▶ [SHORT EXERCISE]: Exact reproduction of the data is required, with images excluded.

▶ [AVAILABLE RECORDS]:
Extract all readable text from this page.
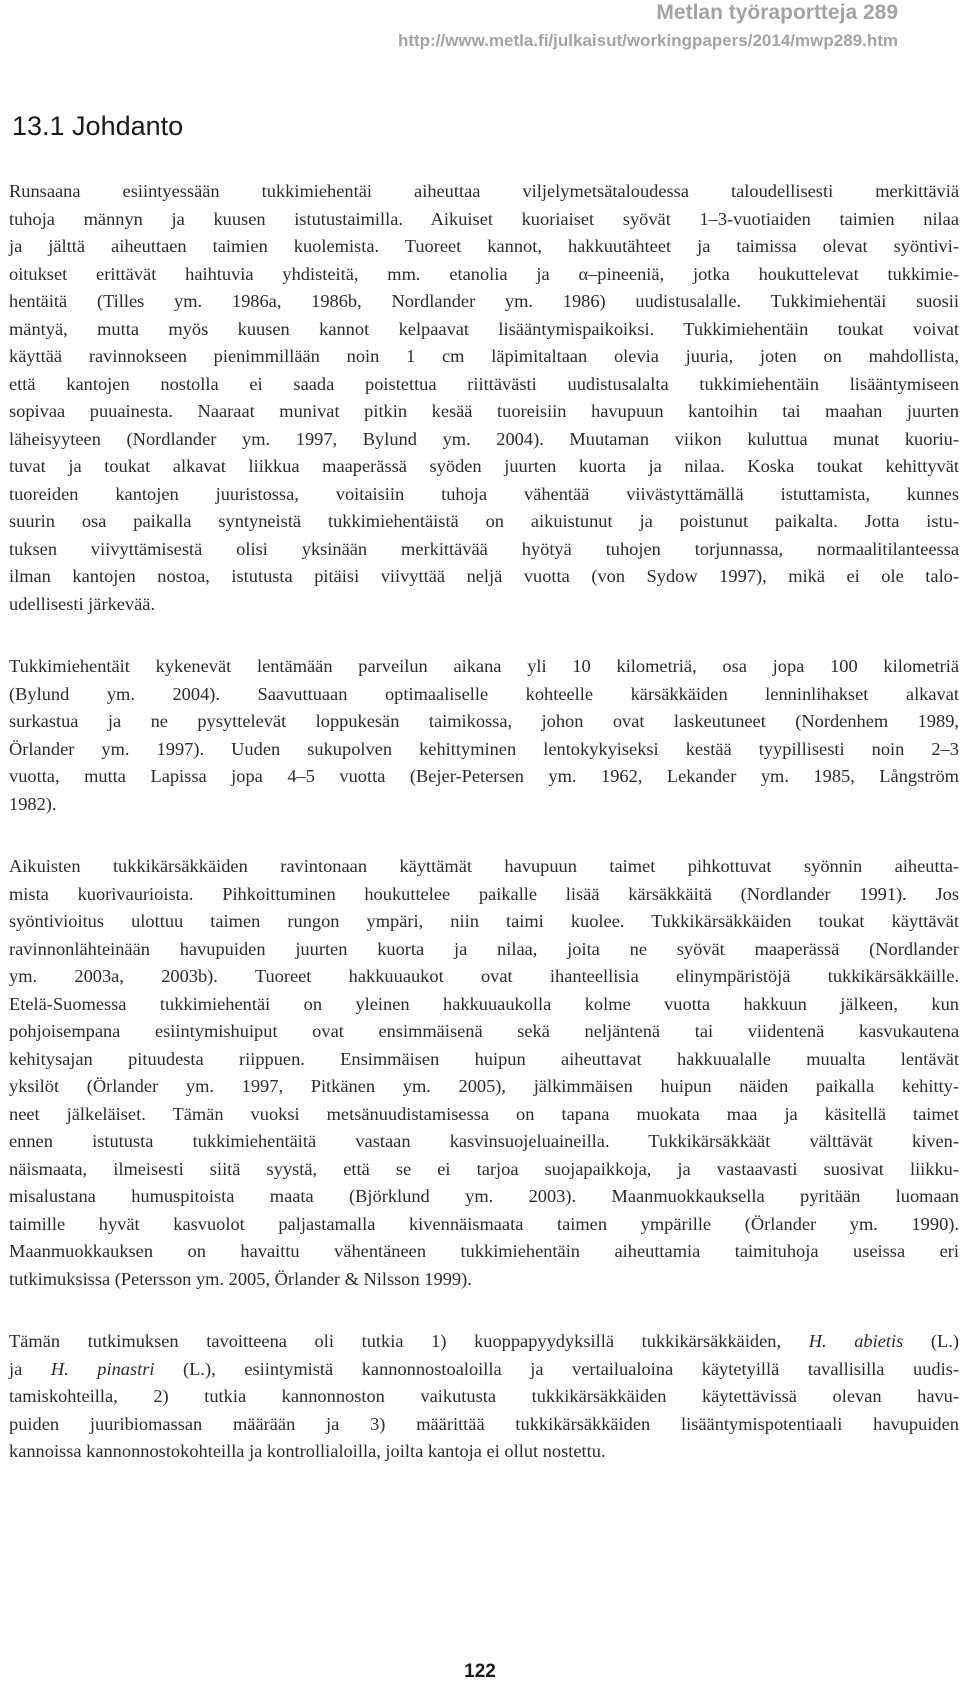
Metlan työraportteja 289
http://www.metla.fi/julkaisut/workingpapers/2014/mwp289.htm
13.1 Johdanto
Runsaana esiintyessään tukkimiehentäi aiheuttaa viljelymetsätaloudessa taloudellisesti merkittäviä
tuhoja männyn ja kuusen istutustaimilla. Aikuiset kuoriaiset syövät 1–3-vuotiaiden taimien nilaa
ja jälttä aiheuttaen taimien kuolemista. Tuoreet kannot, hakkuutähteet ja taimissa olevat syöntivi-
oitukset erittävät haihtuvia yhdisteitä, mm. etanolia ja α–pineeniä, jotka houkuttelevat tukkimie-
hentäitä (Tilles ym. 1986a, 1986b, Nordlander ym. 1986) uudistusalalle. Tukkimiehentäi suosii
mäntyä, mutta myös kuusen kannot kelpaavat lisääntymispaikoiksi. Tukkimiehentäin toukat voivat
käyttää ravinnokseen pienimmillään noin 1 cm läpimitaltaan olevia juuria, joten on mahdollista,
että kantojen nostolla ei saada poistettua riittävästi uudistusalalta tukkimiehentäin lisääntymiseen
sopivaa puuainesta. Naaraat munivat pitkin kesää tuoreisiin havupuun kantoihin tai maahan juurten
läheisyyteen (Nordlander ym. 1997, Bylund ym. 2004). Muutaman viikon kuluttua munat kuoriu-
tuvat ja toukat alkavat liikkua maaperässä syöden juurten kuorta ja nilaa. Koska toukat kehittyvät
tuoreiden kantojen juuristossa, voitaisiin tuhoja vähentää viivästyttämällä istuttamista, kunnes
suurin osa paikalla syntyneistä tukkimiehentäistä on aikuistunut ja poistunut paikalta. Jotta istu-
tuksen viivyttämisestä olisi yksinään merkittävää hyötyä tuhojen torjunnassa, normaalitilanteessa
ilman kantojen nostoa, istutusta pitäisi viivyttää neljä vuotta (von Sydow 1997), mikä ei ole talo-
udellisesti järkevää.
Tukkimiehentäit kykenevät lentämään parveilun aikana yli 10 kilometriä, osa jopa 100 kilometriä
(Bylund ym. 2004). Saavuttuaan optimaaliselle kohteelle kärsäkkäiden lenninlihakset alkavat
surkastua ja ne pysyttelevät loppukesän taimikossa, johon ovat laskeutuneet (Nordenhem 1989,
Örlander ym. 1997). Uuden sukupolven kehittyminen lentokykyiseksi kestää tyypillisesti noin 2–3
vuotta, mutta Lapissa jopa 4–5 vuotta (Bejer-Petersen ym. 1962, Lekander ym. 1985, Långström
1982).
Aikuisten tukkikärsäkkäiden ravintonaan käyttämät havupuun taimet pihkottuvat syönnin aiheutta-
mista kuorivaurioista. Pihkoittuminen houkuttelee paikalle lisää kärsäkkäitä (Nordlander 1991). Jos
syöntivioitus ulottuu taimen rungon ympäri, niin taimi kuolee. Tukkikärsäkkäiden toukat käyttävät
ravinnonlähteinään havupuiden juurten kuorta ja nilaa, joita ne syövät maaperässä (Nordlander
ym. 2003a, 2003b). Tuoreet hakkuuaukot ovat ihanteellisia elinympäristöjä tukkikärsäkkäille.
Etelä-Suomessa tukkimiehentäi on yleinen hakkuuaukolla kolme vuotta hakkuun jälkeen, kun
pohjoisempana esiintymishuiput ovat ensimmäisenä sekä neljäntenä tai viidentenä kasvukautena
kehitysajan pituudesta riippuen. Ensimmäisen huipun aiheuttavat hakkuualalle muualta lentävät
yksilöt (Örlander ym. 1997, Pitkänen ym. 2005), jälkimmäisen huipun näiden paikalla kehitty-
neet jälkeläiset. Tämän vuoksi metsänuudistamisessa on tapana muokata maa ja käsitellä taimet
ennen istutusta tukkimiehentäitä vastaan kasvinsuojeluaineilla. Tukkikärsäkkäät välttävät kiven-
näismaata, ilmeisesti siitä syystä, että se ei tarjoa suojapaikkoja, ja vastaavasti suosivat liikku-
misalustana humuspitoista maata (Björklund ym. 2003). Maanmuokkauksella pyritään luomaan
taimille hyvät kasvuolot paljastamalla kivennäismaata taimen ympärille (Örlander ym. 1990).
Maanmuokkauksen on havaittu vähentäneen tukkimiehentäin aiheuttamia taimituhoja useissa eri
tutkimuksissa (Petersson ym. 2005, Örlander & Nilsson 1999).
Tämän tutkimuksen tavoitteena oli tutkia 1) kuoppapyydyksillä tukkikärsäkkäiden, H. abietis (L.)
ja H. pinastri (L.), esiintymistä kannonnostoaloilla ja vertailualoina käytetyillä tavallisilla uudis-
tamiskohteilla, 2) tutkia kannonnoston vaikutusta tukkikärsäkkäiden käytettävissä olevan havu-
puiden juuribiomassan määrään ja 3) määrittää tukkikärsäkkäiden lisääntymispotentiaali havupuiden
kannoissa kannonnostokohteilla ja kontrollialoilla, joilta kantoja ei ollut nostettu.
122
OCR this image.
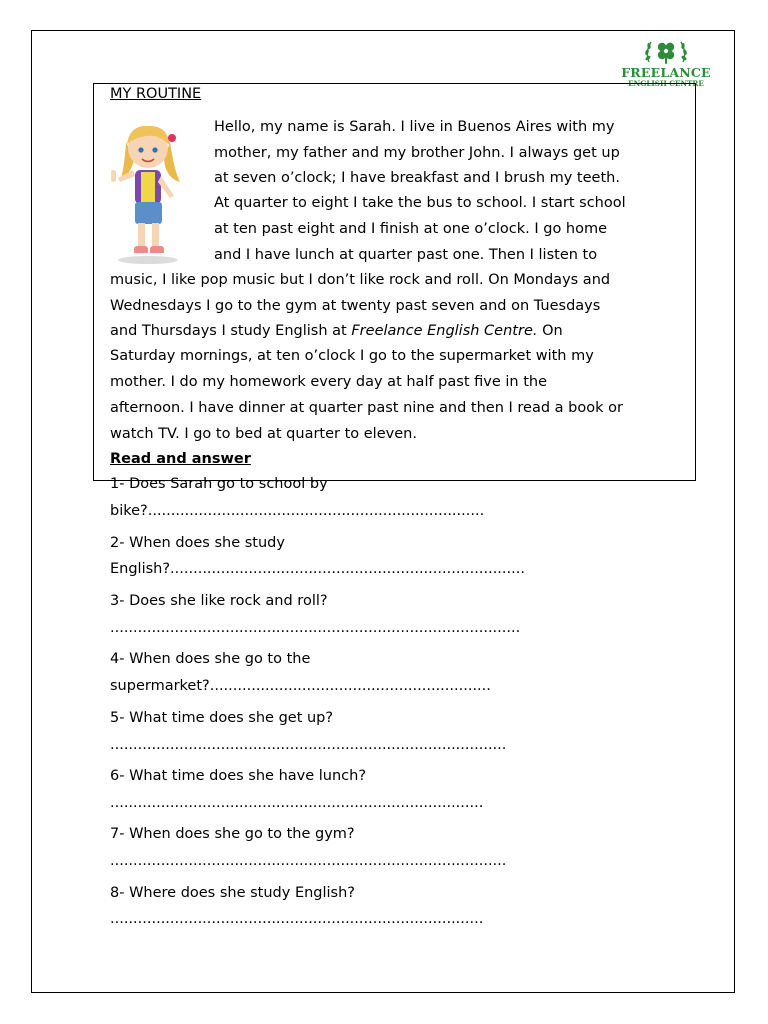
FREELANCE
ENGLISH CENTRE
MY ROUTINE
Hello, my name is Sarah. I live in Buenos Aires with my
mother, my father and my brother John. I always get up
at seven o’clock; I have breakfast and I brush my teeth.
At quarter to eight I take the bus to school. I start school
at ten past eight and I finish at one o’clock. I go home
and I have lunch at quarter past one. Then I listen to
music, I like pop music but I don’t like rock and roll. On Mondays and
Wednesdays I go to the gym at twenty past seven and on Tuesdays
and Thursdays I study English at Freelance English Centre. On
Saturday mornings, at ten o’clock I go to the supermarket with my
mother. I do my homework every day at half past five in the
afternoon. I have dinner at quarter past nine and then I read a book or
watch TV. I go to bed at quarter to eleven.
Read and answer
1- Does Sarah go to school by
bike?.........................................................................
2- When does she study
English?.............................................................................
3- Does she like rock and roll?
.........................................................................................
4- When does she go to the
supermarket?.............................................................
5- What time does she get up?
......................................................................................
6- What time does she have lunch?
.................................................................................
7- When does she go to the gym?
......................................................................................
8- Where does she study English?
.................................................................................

▶ [WRITTEN RESPONSE]:
Extract all readable text from this page.
Metlan työraportteja 289
http://www.metla.fi/julkaisut/workingpapers/2014/mwp289.htm
13.1 Johdanto
Runsaana esiintyessään tukkimiehentäi aiheuttaa viljelymetsätaloudessa taloudellisesti merkittäviä
tuhoja männyn ja kuusen istutustaimilla. Aikuiset kuoriaiset syövät 1–3-vuotiaiden taimien nilaa
ja jälttä aiheuttaen taimien kuolemista. Tuoreet kannot, hakkuutähteet ja taimissa olevat syöntivi-
oitukset erittävät haihtuvia yhdisteitä, mm. etanolia ja α–pineeniä, jotka houkuttelevat tukkimie-
hentäitä (Tilles ym. 1986a, 1986b, Nordlander ym. 1986) uudistusalalle. Tukkimiehentäi suosii
mäntyä, mutta myös kuusen kannot kelpaavat lisääntymispaikoiksi. Tukkimiehentäin toukat voivat
käyttää ravinnokseen pienimmillään noin 1 cm läpimitaltaan olevia juuria, joten on mahdollista,
että kantojen nostolla ei saada poistettua riittävästi uudistusalalta tukkimiehentäin lisääntymiseen
sopivaa puuainesta. Naaraat munivat pitkin kesää tuoreisiin havupuun kantoihin tai maahan juurten
läheisyyteen (Nordlander ym. 1997, Bylund ym. 2004). Muutaman viikon kuluttua munat kuoriu-
tuvat ja toukat alkavat liikkua maaperässä syöden juurten kuorta ja nilaa. Koska toukat kehittyvät
tuoreiden kantojen juuristossa, voitaisiin tuhoja vähentää viivästyttämällä istuttamista, kunnes
suurin osa paikalla syntyneistä tukkimiehentäistä on aikuistunut ja poistunut paikalta. Jotta istu-
tuksen viivyttämisestä olisi yksinään merkittävää hyötyä tuhojen torjunnassa, normaalitilanteessa
ilman kantojen nostoa, istutusta pitäisi viivyttää neljä vuotta (von Sydow 1997), mikä ei ole talo-
udellisesti järkevää.
Tukkimiehentäit kykenevät lentämään parveilun aikana yli 10 kilometriä, osa jopa 100 kilometriä
(Bylund ym. 2004). Saavuttuaan optimaaliselle kohteelle kärsäkkäiden lenninlihakset alkavat
surkastua ja ne pysyttelevät loppukesän taimikossa, johon ovat laskeutuneet (Nordenhem 1989,
Örlander ym. 1997). Uuden sukupolven kehittyminen lentokykyiseksi kestää tyypillisesti noin 2–3
vuotta, mutta Lapissa jopa 4–5 vuotta (Bejer-Petersen ym. 1962, Lekander ym. 1985, Långström
1982).
Aikuisten tukkikärsäkkäiden ravintonaan käyttämät havupuun taimet pihkottuvat syönnin aiheutta-
mista kuorivaurioista. Pihkoittuminen houkuttelee paikalle lisää kärsäkkäitä (Nordlander 1991). Jos
syöntivioitus ulottuu taimen rungon ympäri, niin taimi kuolee. Tukkikärsäkkäiden toukat käyttävät
ravinnonlähteinään havupuiden juurten kuorta ja nilaa, joita ne syövät maaperässä (Nordlander
ym. 2003a, 2003b). Tuoreet hakkuuaukot ovat ihanteellisia elinympäristöjä tukkikärsäkkäille.
Etelä-Suomessa tukkimiehentäi on yleinen hakkuuaukolla kolme vuotta hakkuun jälkeen, kun
pohjoisempana esiintymishuiput ovat ensimmäisenä sekä neljäntenä tai viidentenä kasvukautena
kehitysajan pituudesta riippuen. Ensimmäisen huipun aiheuttavat hakkuualalle muualta lentävät
yksilöt (Örlander ym. 1997, Pitkänen ym. 2005), jälkimmäisen huipun näiden paikalla kehitty-
neet jälkeläiset. Tämän vuoksi metsänuudistamisessa on tapana muokata maa ja käsitellä taimet
ennen istutusta tukkimiehentäitä vastaan kasvinsuojeluaineilla. Tukkikärsäkkäät välttävät kiven-
näismaata, ilmeisesti siitä syystä, että se ei tarjoa suojapaikkoja, ja vastaavasti suosivat liikku-
misalustana humuspitoista maata (Björklund ym. 2003). Maanmuokkauksella pyritään luomaan
taimille hyvät kasvuolot paljastamalla kivennäismaata taimen ympärille (Örlander ym. 1990).
Maanmuokkauksen on havaittu vähentäneen tukkimiehentäin aiheuttamia taimituhoja useissa eri
tutkimuksissa (Petersson ym. 2005, Örlander & Nilsson 1999).
Tämän tutkimuksen tavoitteena oli tutkia 1) kuoppapyydyksillä tukkikärsäkkäiden, H. abietis (L.)
ja H. pinastri (L.), esiintymistä kannonnostoaloilla ja vertailualoina käytetyillä tavallisilla uudis-
tamiskohteilla, 2) tutkia kannonnoston vaikutusta tukkikärsäkkäiden käytettävissä olevan havu-
puiden juuribiomassan määrään ja 3) määrittää tukkikärsäkkäiden lisääntymispotentiaali havupuiden
kannoissa kannonnostokohteilla ja kontrollialoilla, joilta kantoja ei ollut nostettu.
122
OCR this image.
FREELANCE
ENGLISH CENTRE
MY ROUTINE
Hello, my name is Sarah. I live in Buenos Aires with my
mother, my father and my brother John. I always get up
at seven o’clock; I have breakfast and I brush my teeth.
At quarter to eight I take the bus to school. I start school
at ten past eight and I finish at one o’clock. I go home
and I have lunch at quarter past one. Then I listen to
music, I like pop music but I don’t like rock and roll. On Mondays and
Wednesdays I go to the gym at twenty past seven and on Tuesdays
and Thursdays I study English at Freelance English Centre. On
Saturday mornings, at ten o’clock I go to the supermarket with my
mother. I do my homework every day at half past five in the
afternoon. I have dinner at quarter past nine and then I read a book or
watch TV. I go to bed at quarter to eleven.
Read and answer
1- Does Sarah go to school by
bike?.........................................................................
2- When does she study
English?.............................................................................
3- Does she like rock and roll?
.........................................................................................
4- When does she go to the
supermarket?.............................................................
5- What time does she get up?
......................................................................................
6- What time does she have lunch?
.................................................................................
7- When does she go to the gym?
......................................................................................
8- Where does she study English?
.................................................................................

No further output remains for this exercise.